PROBLEM DETAILS:
Could you repeat the records below exactly, leaving out any pictures?

DATA LISTING:
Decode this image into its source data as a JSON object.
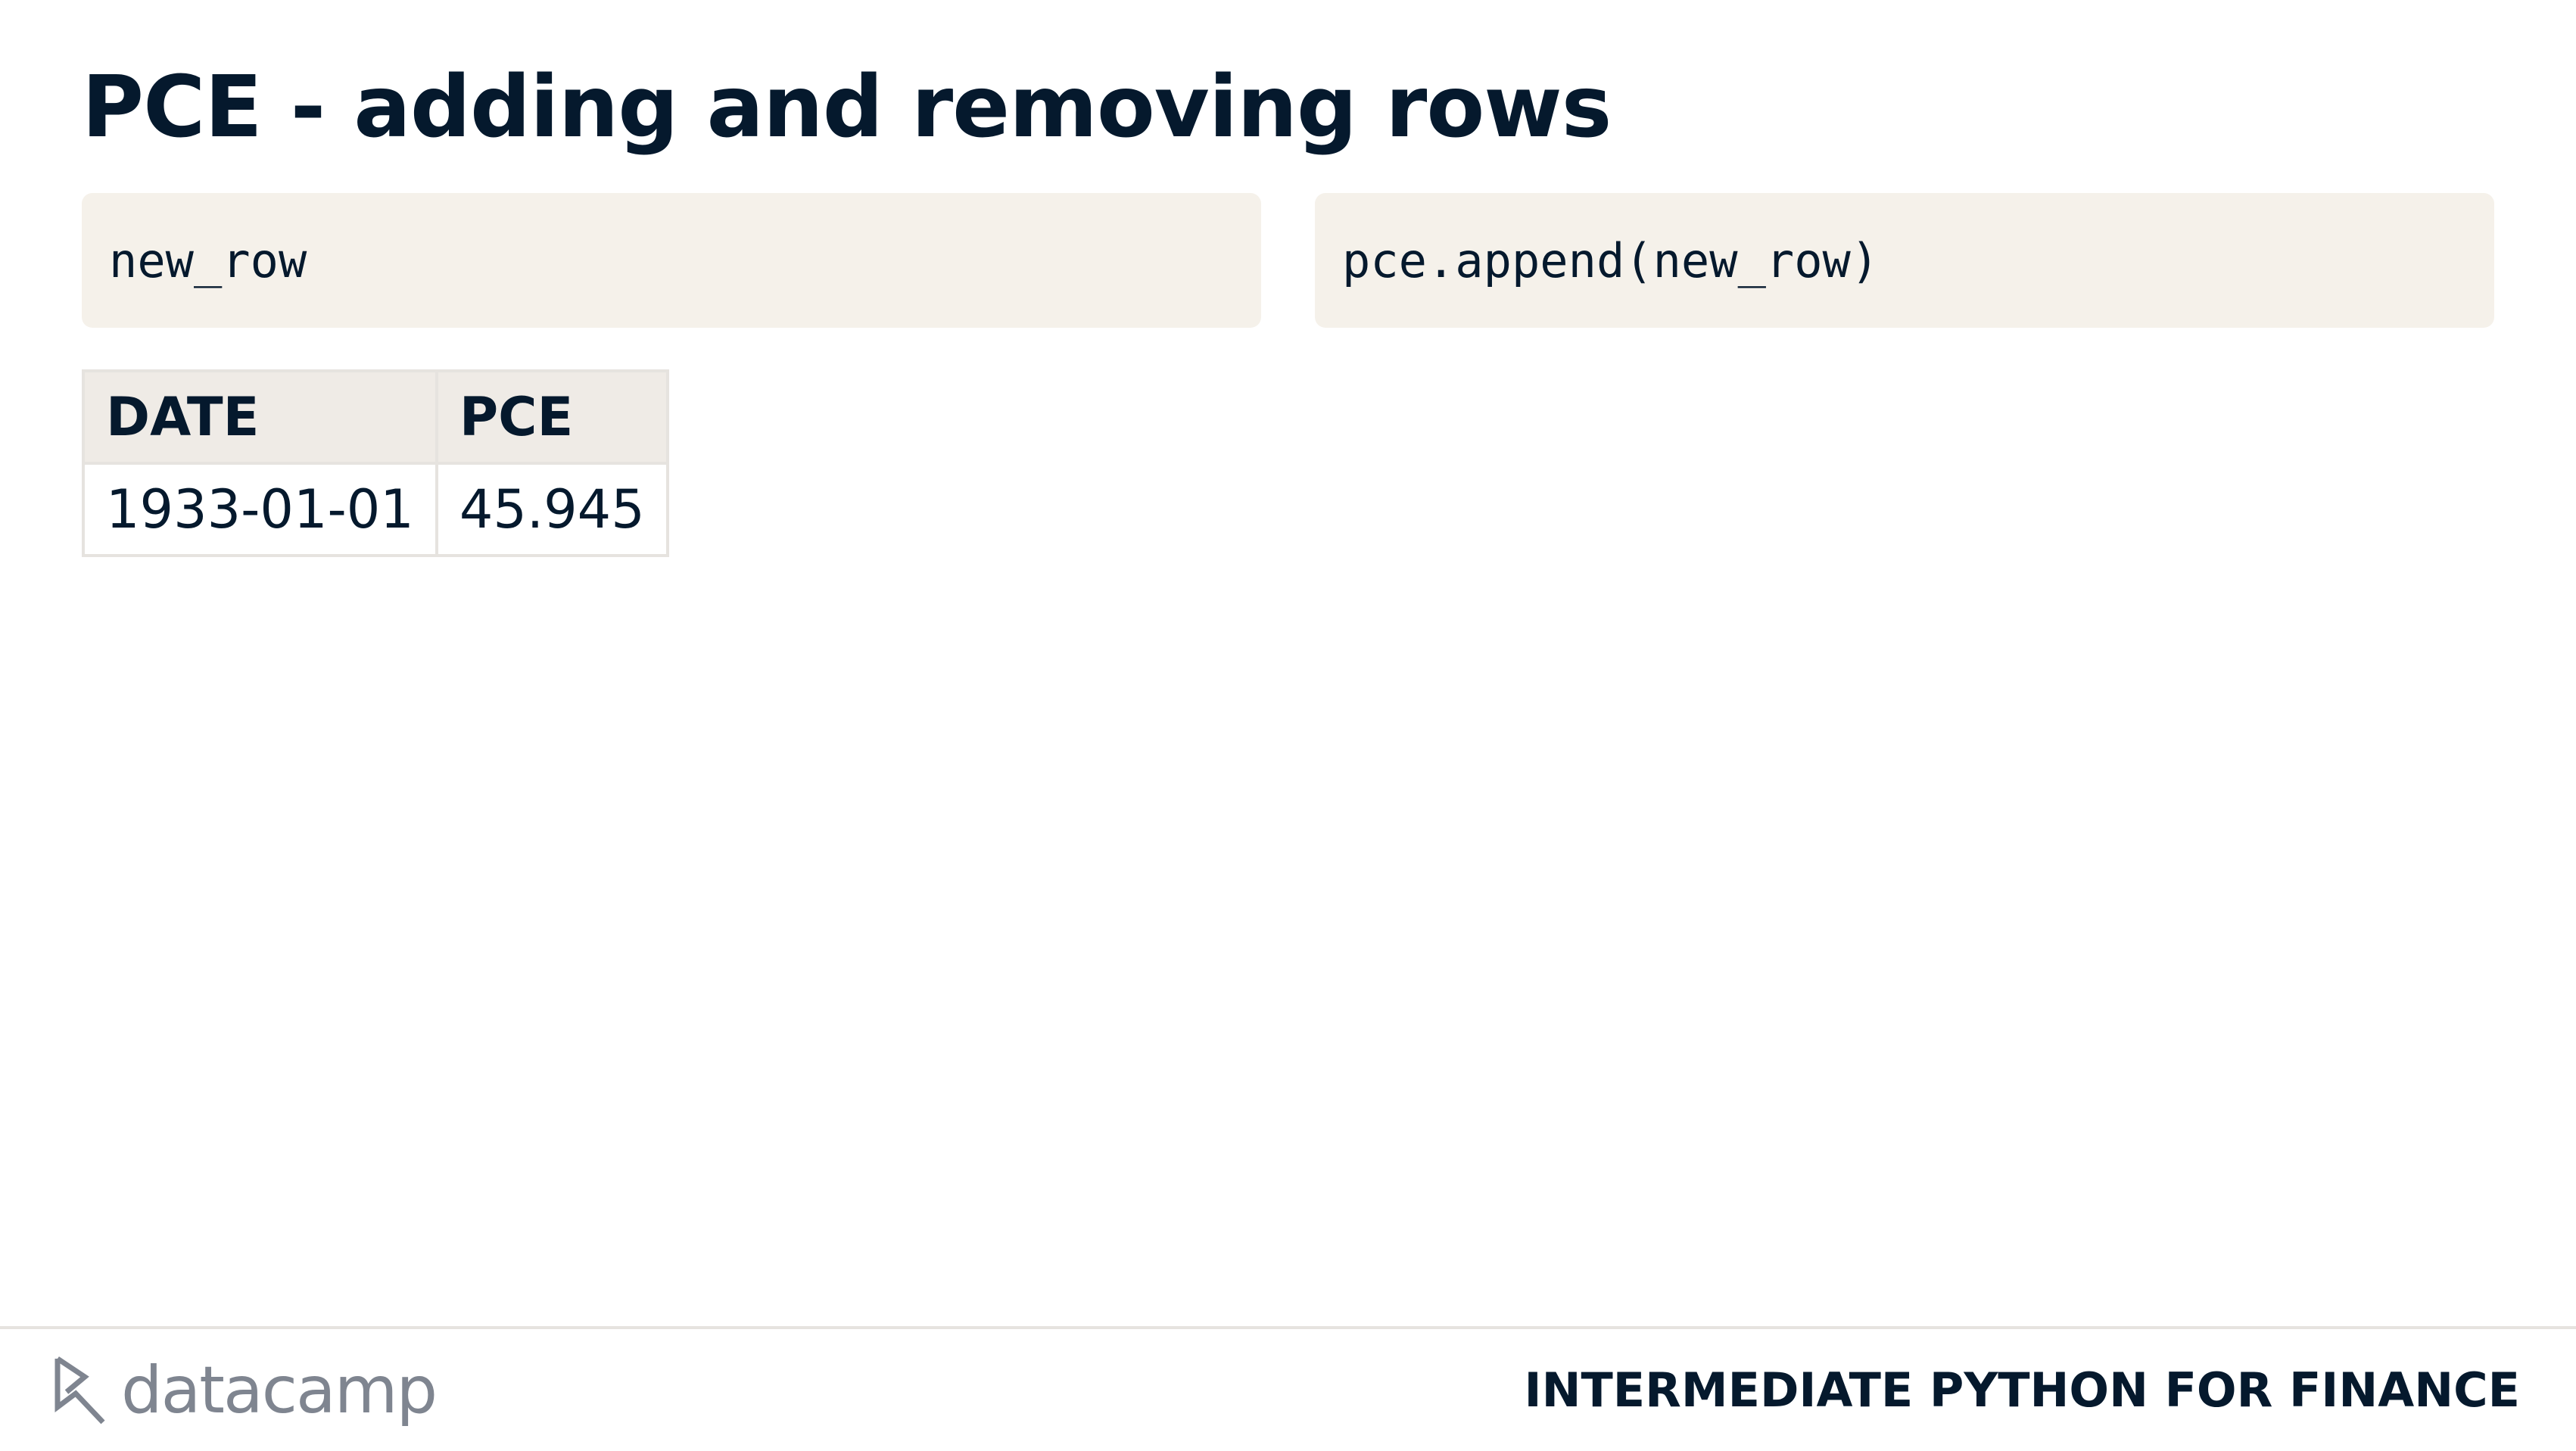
{
  "slide": {
    "title": "PCE - adding and removing rows"
  },
  "code_blocks": {
    "left": "new_row",
    "right": "pce.append(new_row)"
  },
  "table": {
    "headers": [
      "DATE",
      "PCE"
    ],
    "rows": [
      [
        "1933-01-01",
        "45.945"
      ]
    ]
  },
  "footer": {
    "logo_text": "datacamp",
    "logo_icon": "datacamp-logo-icon",
    "course_name": "INTERMEDIATE PYTHON FOR FINANCE"
  },
  "colors": {
    "text": "#05192d",
    "code_background": "#f5f1ea",
    "table_header_background": "#efebe6",
    "border": "#e6e3df",
    "logo": "#7f8590"
  }
}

TASK RESULT:
Decode this image into its source data as a JSON object.
{
  "slide": {
    "title": "PCE - adding and removing rows"
  },
  "code_blocks": {
    "left": "new_row",
    "right": "pce.append(new_row)"
  },
  "table": {
    "headers": [
      "DATE",
      "PCE"
    ],
    "rows": [
      [
        "1933-01-01",
        "45.945"
      ]
    ]
  },
  "footer": {
    "logo_text": "datacamp",
    "logo_icon": "datacamp-logo-icon",
    "course_name": "INTERMEDIATE PYTHON FOR FINANCE"
  },
  "colors": {
    "text": "#05192d",
    "code_background": "#f5f1ea",
    "table_header_background": "#efebe6",
    "border": "#e6e3df",
    "logo": "#7f8590"
  }
}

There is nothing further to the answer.